§ REQUIRED TASK
Search the data for the word "mâle" and copy every line where it occurs.

§ SUPPLIED RECORDS
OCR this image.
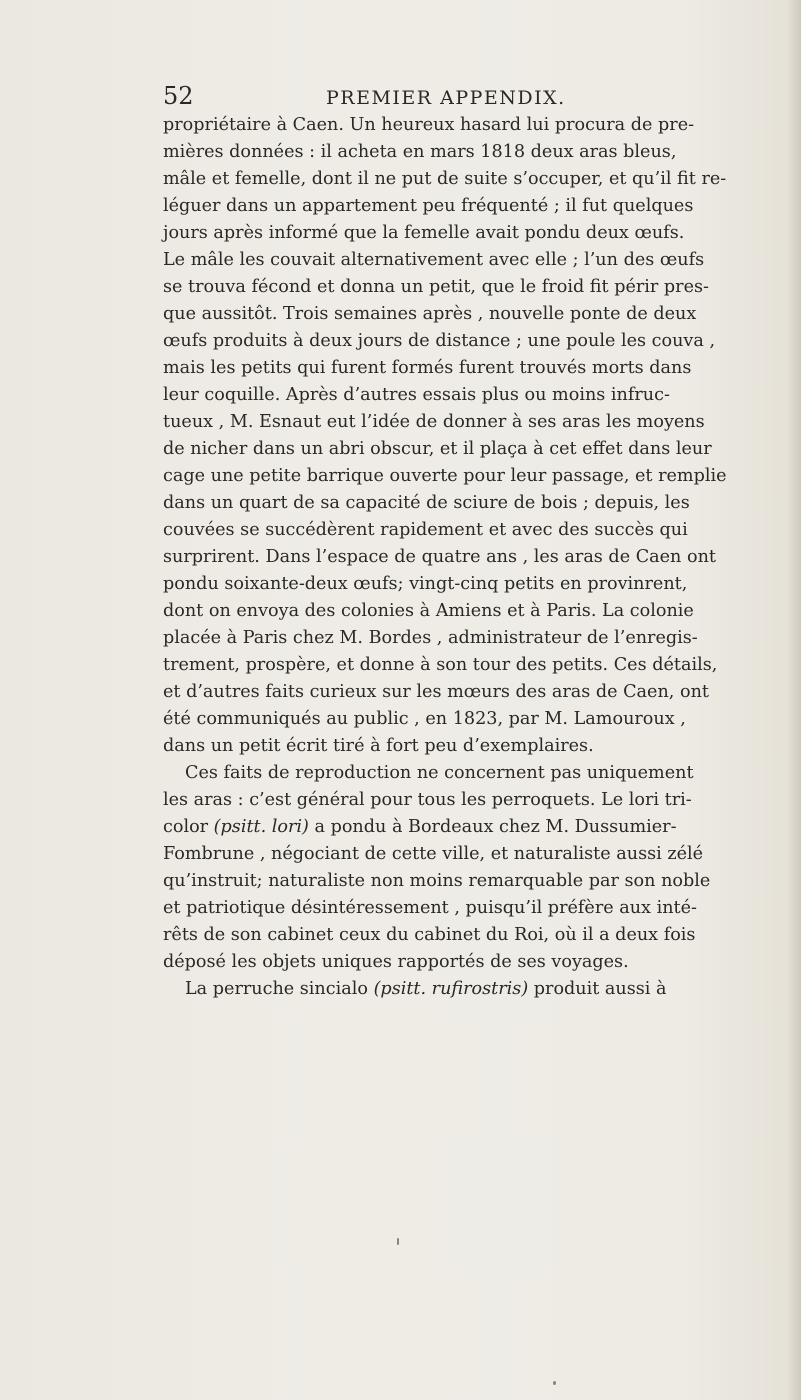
52	PREMIER APPENDIX.
propriétaire à Caen. Un heureux hasard lui procura de pre-
mières données : il acheta en mars 1818 deux aras bleus,
mâle et femelle, dont il ne put de suite s’occuper, et qu’il fit re-
léguer dans un appartement peu fréquenté ; il fut quelques
jours après informé que la femelle avait pondu deux œufs.
Le mâle les couvait alternativement avec elle ; l’un des œufs
se trouva fécond et donna un petit, que le froid fit périr pres-
que aussitôt. Trois semaines après , nouvelle ponte de deux
œufs produits à deux jours de distance ; une poule les couva ,
mais les petits qui furent formés furent trouvés morts dans
leur coquille. Après d’autres essais plus ou moins infruc-
tueux , M. Esnaut eut l’idée de donner à ses aras les moyens
de nicher dans un abri obscur, et il plaça à cet effet dans leur
cage une petite barrique ouverte pour leur passage, et remplie
dans un quart de sa capacité de sciure de bois ; depuis, les
couvées se succédèrent rapidement et avec des succès qui
surprirent. Dans l’espace de quatre ans , les aras de Caen ont
pondu soixante-deux œufs; vingt-cinq petits en provinrent,
dont on envoya des colonies à Amiens et à Paris. La colonie
placée à Paris chez M. Bordes , administrateur de l’enregis-
trement, prospère, et donne à son tour des petits. Ces détails,
et d’autres faits curieux sur les mœurs des aras de Caen, ont
été communiqués au public , en 1823, par M. Lamouroux ,
dans un petit écrit tiré à fort peu d’exemplaires.
Ces faits de reproduction ne concernent pas uniquement
les aras : c’est général pour tous les perroquets. Le lori tri-
color (psitt. lori) a pondu à Bordeaux chez M. Dussumier-
Fombrune , négociant de cette ville, et naturaliste aussi zélé
qu’instruit; naturaliste non moins remarquable par son noble
et patriotique désintéressement , puisqu’il préfère aux inté-
rêts de son cabinet ceux du cabinet du Roi, où il a deux fois
déposé les objets uniques rapportés de ses voyages.
La perruche sincialo (psitt. rufirostris) produit aussi à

§ OUTPUT OF THE EXERCISE
mâle et femelle, dont il ne put de suite s’occuper, et qu’il fit re-
Le mâle les couvait alternativement avec elle ; l’un des œufs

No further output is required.